**SELECTED TEXT:**
All of lore.kernel.org
 help / color / mirror / Atom feed
From: Dallas Clement <dallas.a.clement@gmail.com>
To: John Stoffel <john@stoffel.org>
Cc: Mark Knecht <markknecht@gmail.com>,
	Phil Turmel <philip@turmel.org>,
	Linux-RAID <linux-raid@vger.kernel.org>
Subject: Re: best base / worst case RAID 5,6 write speeds
Date: Tue, 15 Dec 2015 17:07:20 -0600	[thread overview]
Message-ID: <CAE9DZUQNBPNXFs69JRU0Q82TQ4RjAgpsc7voMgEzuhSZhmDjig@mail.gmail.com> (raw)
In-Reply-To: <22128.35881.182823.556362@quad.stoffel.home>

On Tue, Dec 15, 2015 at 3:54 PM, John Stoffel <john@stoffel.org> wrote:
>>>>>> "Dallas" == Dallas Clement <dallas.a.clement@gmail.com> writes:
>
> Dallas> Thanks guys for all the ideas and help.
> Dallas> Phil,
>
>>> Very interesting indeed. I wonder if the extra I/O in flight at high
>>> depths is consuming all available stripe cache space, possibly not
>>> consistently. I'd raise and lower that in various combinations with
>>> various combinations of iodepth.  Running out of stripe cache will cause
>>> premature RMWs.
>
> Dallas> Okay, I'll play with that today.  I have to confess I'm not
> Dallas> sure that I completely understand how the stripe cache works.

**TASK OBJECTIVE:**
In the mailing list message about RAID write speeds, what does running out of stripe cache cause?

**RECORD EXCERPTS:**
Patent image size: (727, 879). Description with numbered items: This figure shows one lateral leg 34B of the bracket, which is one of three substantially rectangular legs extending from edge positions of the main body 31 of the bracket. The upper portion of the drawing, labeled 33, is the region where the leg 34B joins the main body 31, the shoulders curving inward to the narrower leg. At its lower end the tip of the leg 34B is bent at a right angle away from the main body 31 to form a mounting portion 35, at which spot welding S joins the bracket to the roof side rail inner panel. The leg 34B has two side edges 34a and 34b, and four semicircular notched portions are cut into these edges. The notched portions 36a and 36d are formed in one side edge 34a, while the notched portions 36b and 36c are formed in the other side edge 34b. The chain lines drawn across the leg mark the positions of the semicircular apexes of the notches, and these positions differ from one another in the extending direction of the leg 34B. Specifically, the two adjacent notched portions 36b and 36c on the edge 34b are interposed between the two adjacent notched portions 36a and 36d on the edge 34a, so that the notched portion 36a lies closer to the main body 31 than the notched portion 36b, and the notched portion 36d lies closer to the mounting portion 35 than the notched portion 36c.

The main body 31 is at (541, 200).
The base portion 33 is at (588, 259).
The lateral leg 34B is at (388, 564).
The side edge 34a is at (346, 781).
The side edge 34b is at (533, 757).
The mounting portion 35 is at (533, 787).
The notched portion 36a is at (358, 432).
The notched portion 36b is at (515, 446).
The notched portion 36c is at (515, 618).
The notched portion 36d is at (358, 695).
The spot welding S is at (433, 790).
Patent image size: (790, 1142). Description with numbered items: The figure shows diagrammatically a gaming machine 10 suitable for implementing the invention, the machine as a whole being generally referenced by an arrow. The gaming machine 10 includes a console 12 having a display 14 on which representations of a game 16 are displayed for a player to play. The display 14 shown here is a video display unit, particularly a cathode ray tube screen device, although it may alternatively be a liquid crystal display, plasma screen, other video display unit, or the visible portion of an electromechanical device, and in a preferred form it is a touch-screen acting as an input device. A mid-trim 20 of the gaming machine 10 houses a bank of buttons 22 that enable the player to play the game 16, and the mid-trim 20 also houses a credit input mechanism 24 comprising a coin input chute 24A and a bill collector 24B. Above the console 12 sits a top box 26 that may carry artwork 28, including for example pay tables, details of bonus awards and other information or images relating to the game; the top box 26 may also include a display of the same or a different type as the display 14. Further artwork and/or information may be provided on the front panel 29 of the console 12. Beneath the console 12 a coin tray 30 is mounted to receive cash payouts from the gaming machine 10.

**TASK RESULT:**
Premature RMWs.